• **TASK**: Write out every line below word for word, with each name and number unchanged.

• **DATASET EXCERPTS**:
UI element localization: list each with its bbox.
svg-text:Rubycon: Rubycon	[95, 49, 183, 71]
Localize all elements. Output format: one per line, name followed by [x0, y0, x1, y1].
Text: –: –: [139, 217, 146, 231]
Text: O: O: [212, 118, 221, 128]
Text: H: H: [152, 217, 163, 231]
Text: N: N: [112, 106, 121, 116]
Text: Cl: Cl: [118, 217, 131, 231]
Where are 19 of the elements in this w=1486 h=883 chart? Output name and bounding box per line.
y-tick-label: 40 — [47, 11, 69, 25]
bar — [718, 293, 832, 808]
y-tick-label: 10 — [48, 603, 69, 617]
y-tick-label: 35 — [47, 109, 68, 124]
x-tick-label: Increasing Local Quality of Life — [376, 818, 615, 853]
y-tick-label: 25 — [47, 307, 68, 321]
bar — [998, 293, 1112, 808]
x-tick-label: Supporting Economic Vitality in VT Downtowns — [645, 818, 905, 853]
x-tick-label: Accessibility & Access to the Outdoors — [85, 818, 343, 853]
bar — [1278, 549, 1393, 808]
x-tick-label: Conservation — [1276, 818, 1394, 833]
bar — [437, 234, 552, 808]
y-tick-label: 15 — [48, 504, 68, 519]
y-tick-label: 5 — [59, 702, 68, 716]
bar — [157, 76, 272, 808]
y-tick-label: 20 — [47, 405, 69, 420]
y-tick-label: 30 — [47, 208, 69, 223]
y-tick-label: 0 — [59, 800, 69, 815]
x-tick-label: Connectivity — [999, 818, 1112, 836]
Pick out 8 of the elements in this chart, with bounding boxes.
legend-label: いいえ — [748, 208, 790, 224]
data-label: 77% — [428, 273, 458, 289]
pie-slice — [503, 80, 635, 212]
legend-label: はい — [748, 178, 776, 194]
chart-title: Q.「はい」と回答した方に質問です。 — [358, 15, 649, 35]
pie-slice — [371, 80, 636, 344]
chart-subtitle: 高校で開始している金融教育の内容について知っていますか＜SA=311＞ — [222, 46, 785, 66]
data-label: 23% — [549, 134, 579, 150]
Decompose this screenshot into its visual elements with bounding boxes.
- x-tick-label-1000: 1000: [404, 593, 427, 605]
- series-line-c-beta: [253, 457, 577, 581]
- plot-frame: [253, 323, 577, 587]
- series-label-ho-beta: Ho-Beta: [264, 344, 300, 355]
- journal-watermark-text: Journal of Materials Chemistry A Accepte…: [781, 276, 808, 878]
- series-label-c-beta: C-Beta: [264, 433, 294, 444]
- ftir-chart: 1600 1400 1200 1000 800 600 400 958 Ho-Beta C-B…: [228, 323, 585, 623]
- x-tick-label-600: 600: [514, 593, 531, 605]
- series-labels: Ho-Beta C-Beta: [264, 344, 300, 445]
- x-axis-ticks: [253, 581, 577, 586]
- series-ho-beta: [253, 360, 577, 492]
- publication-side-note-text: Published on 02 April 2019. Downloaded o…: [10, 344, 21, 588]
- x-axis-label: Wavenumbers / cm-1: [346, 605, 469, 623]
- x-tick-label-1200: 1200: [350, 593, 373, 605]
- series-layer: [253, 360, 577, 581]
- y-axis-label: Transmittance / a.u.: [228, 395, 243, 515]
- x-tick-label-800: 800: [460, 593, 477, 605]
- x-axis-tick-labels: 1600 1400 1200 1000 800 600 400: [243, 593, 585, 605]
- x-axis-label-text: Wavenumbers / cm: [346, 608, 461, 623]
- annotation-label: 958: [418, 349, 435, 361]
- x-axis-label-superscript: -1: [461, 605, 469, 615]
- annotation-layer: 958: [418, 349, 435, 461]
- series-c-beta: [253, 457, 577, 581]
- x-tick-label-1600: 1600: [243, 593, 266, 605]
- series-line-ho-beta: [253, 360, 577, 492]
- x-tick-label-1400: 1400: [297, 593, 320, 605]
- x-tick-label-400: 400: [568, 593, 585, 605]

• **OUTPUT OF THE TASK**:
UI element localization: list each with its bbox.
svg-text:Rubycon: Rubycon	[95, 49, 183, 71]
Localize all elements. Output format: one per line, name followed by [x0, y0, x1, y1].
Text: –: –: [139, 217, 146, 231]
Text: O: O: [212, 118, 221, 128]
Text: H: H: [152, 217, 163, 231]
Text: N: N: [112, 106, 121, 116]
Text: Cl: Cl: [118, 217, 131, 231]
Where are 19 of the elements in this w=1486 h=883 chart? Output name and bounding box per line.
y-tick-label: 40 — [47, 11, 69, 25]
bar — [718, 293, 832, 808]
y-tick-label: 10 — [48, 603, 69, 617]
y-tick-label: 35 — [47, 109, 68, 124]
x-tick-label: Increasing Local Quality of Life — [376, 818, 615, 853]
y-tick-label: 25 — [47, 307, 68, 321]
bar — [998, 293, 1112, 808]
x-tick-label: Supporting Economic Vitality in VT Downtowns — [645, 818, 905, 853]
x-tick-label: Accessibility & Access to the Outdoors — [85, 818, 343, 853]
bar — [1278, 549, 1393, 808]
x-tick-label: Conservation — [1276, 818, 1394, 833]
bar — [437, 234, 552, 808]
y-tick-label: 15 — [48, 504, 68, 519]
y-tick-label: 5 — [59, 702, 68, 716]
bar — [157, 76, 272, 808]
y-tick-label: 20 — [47, 405, 69, 420]
y-tick-label: 30 — [47, 208, 69, 223]
y-tick-label: 0 — [59, 800, 69, 815]
x-tick-label: Connectivity — [999, 818, 1112, 836]
Pick out 8 of the elements in this chart, with bounding boxes.
legend-label: いいえ — [748, 208, 790, 224]
data-label: 77% — [428, 273, 458, 289]
pie-slice — [503, 80, 635, 212]
legend-label: はい — [748, 178, 776, 194]
chart-title: Q.「はい」と回答した方に質問です。 — [358, 15, 649, 35]
pie-slice — [371, 80, 636, 344]
chart-subtitle: 高校で開始している金融教育の内容について知っていますか＜SA=311＞ — [222, 46, 785, 66]
data-label: 23% — [549, 134, 579, 150]
Decompose this screenshot into its visual elements with bounding boxes.
- x-tick-label-1000: 1000: [404, 593, 427, 605]
- series-line-c-beta: [253, 457, 577, 581]
- plot-frame: [253, 323, 577, 587]
- series-label-ho-beta: Ho-Beta: [264, 344, 300, 355]
- journal-watermark-text: Journal of Materials Chemistry A Accepte…: [781, 276, 808, 878]
- series-label-c-beta: C-Beta: [264, 433, 294, 444]
- ftir-chart: 1600 1400 1200 1000 800 600 400 958 Ho-Beta C-B…: [228, 323, 585, 623]
- x-tick-label-600: 600: [514, 593, 531, 605]
- series-labels: Ho-Beta C-Beta: [264, 344, 300, 445]
- x-axis-ticks: [253, 581, 577, 586]
- series-ho-beta: [253, 360, 577, 492]
- publication-side-note-text: Published on 02 April 2019. Downloaded o…: [10, 344, 21, 588]
- x-axis-label: Wavenumbers / cm-1: [346, 605, 469, 623]
- x-tick-label-1200: 1200: [350, 593, 373, 605]
- series-layer: [253, 360, 577, 581]
- y-axis-label: Transmittance / a.u.: [228, 395, 243, 515]
- x-tick-label-800: 800: [460, 593, 477, 605]
- x-axis-tick-labels: 1600 1400 1200 1000 800 600 400: [243, 593, 585, 605]
- x-axis-label-text: Wavenumbers / cm: [346, 608, 461, 623]
- annotation-label: 958: [418, 349, 435, 361]
- x-axis-label-superscript: -1: [461, 605, 469, 615]
- annotation-layer: 958: [418, 349, 435, 461]
- series-c-beta: [253, 457, 577, 581]
- x-tick-label-1600: 1600: [243, 593, 266, 605]
- series-line-ho-beta: [253, 360, 577, 492]
- x-tick-label-1400: 1400: [297, 593, 320, 605]
- x-tick-label-400: 400: [568, 593, 585, 605]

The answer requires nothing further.